Concernant la violation du droit d’être entendu alléguée par T., le Tribunal reconnaît que le dossier de la cause, en particulier le rapport d’enquête, aurait dû être transmis à la travailleuse avant que la DSJS ne rende sa décision sur cette base. Toutefois, puisque ces pièces ont été communiquées à T. avant l’échéance du délai de recours, que cette dernière a pu en prendre connaissance puis invoquer ses arguments dans ce cadre, la violation du droit d’être entendu doit être considérée comme réparée. Au demeurant, « la question peut se poser de savoir s’il eut été utile de transmettre la version non-caviardée du rapport d’enquête et des procès-verbaux des auditions des deux personnes ayant requis l’anonymat. Cela étant, il sied de relever que le caviardage ne porte que sur l’identité desdites personnes et que la recourante a pu pleinement prendre connaissance des propos tenus par ces dernières, de sorte que les informations caviardées n’ont nullement empêché la bonne compréhension du contenu des documents. Par conséquent, elle ne peut pas non plus se prévaloir d’une violation de son droit d’être entendue sous cet angle » (c. 3).

Sur le fond, la recourante se prévaut notamment d’une violation de la procédure formelle prévue aux art. 14 et 15 OHarc, principalement faute d’implication du BEF tout au long de ladite procédure (c. 5). Il est admis que le BEF a été mis au courant en août 2022 de l’intention de la DSJS d’ouvrir une telle procédure puis a reçu, en janvier 2023, les conclusions du rapport d’enquête établi par l’avocat externe, à titre purement informatif. Le BEF n’a jamais été invité à se prononcer. Le Tribunal estime qu’en procédant de la sorte la DSJS a « indéniablement violé la procédure formelle prévue à l’art. 14 al. 1 OHarc » (c. 5.3).
---
◆ Consignes ◆
1/ Répondez aux questions suivantes d'après l'extrait de la décision du Tribunal.
(a) Selon le Tribunal, quelle pièce du dossier aurait dû être transmise à la travailleuse avant que la DSJS ne rende sa décision ?
(b) Sur quoi porte le caviardage mentionné ?
(c) À quelle date le BEF a-t-il reçu les conclusions du rapport d'enquête ?
2/ Traduisez en anglais la phrase suivante, tirée de l'extrait de la décision du Tribunal : « Il est admis que le BEF a été mis au courant en août 2022 de l'intention de la DSJS d'ouvrir une telle procédure puis a reçu, en janvier 2023, les conclusions du rapport d'enquête établi par l'avocat externe, à titre purement informatif. »
3/ Rédigez la suite de l'extrait de la décision du Tribunal sur la procédure prévue par l'OHarc, en reprenant après sa dernière phrase.

◆ Données brutes ◆
---
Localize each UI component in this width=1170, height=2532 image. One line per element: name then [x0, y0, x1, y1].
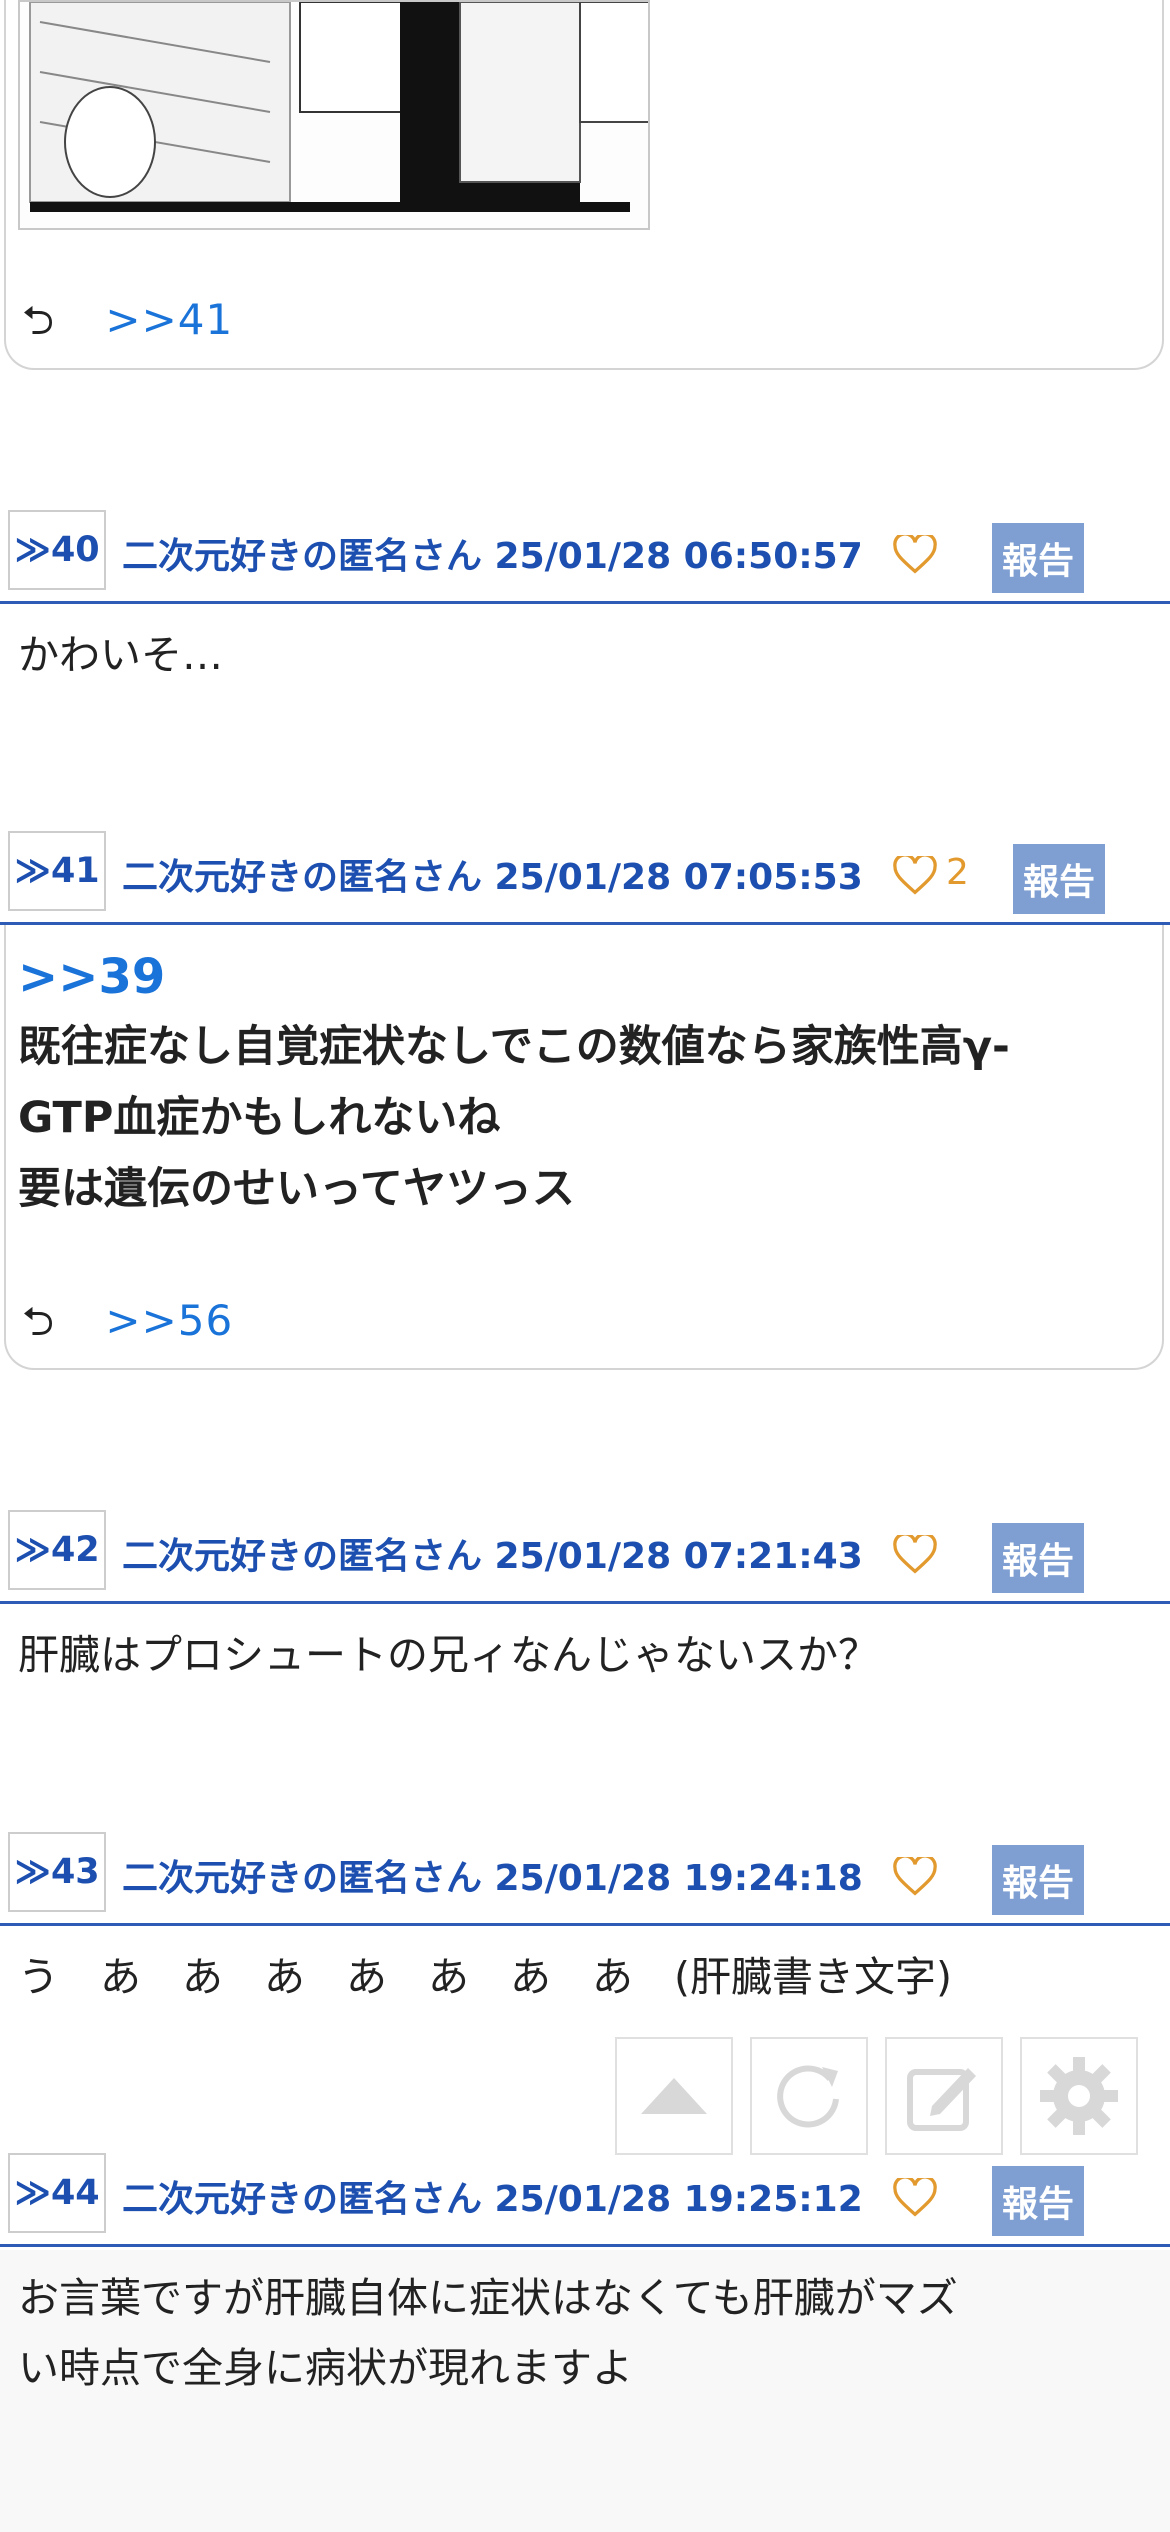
---
◆ Réponses dans l'ordre ◆
1/
(a) Le dossier de la cause, en particulier le rapport d'enquête.
(b) Uniquement sur l'identité des deux personnes ayant requis l'anonymat.
(c) En janvier 2023.

2/ It is accepted that the BEF was informed in August 2022 of the DSJS's intention to open such a procedure and then received, in January 2023, the conclusions of the investigation report drawn up by the outside lawyer, purely for information purposes.

3/
Le Tribunal relève tout d’abord « que, conformément à la volonté clairement exprimée du législateur, les autorités d’engagement ont l’obligation de consulter le BEF. La lettre de l’art. 14 al. 1 in fine OHarc, de même que le commentaire OHarc, sont limpides quant à l’existence d’une obligation de collaborer d’une part, et quant aux principes régissant l’étendue de la collaboration attendue d’autre part. Une telle collaboration ne peut ainsi pas être conçue de façon purement consultative, comme semble l’estimer la DSJS. En effet, en tant qu’expert juridique en matière de harcèlement sexuel, le BEF a précisément pour mission de mettre son expertise au profit des organes de l’Etat amenés à traiter des cas portant sur du harcèlement sexuel, et ces derniers ont l’obligation de recourir à ses services. En exigeant une collaboration systématique avec le BEF, le législateur a ainsi sciemment voulu garantir la participation active de cette autorité spécialisée notamment dans les procédures de harcèlement sexuel ». La question de savoir s’il se justifie de qualifier les faits constatés comme tel « est précisément l’apanage du BEF » (c. 5.3.1).

Par conséquent, le recours de la travailleuse est admis.

Le Tribunal annule le passage de la décision de la DSJS retenant « qu’aucune forme de harcèlement ni de difficultés relationnelles n’ont été constatées au sein de la BMI, ni aucun harcèlement (sexuel) de la part [du chef de la brigade] à l’encontre de [T.] mais que des propos discriminatoires sous forme de remarques sexistes ont été tenus sans qu’il soit possible d’en déterminer l’auteur ». La cause est renvoyée à l’autorité intimée pour qu’elle l’instruise à nouveau en consultant le BEF, « tout en veillant à respecter le droit d’être entendu de la recourante » (c. 6).

Dès lors que le litige portait sur la question de savoir s’il y avait ou non eu harcèlement sexuel et qu’il ne présente aucune valeur litigieuse, le principe de la gratuité de la procédure s’applique (c. 7.1).

L’Etat de Fribourg doit à la travailleuse un montant de CHF 6’462.- à titre d’indemnité de partie, en raison des frais d’avocat encourus pour la procédure devant le Tribunal cantonal (c. 7.3).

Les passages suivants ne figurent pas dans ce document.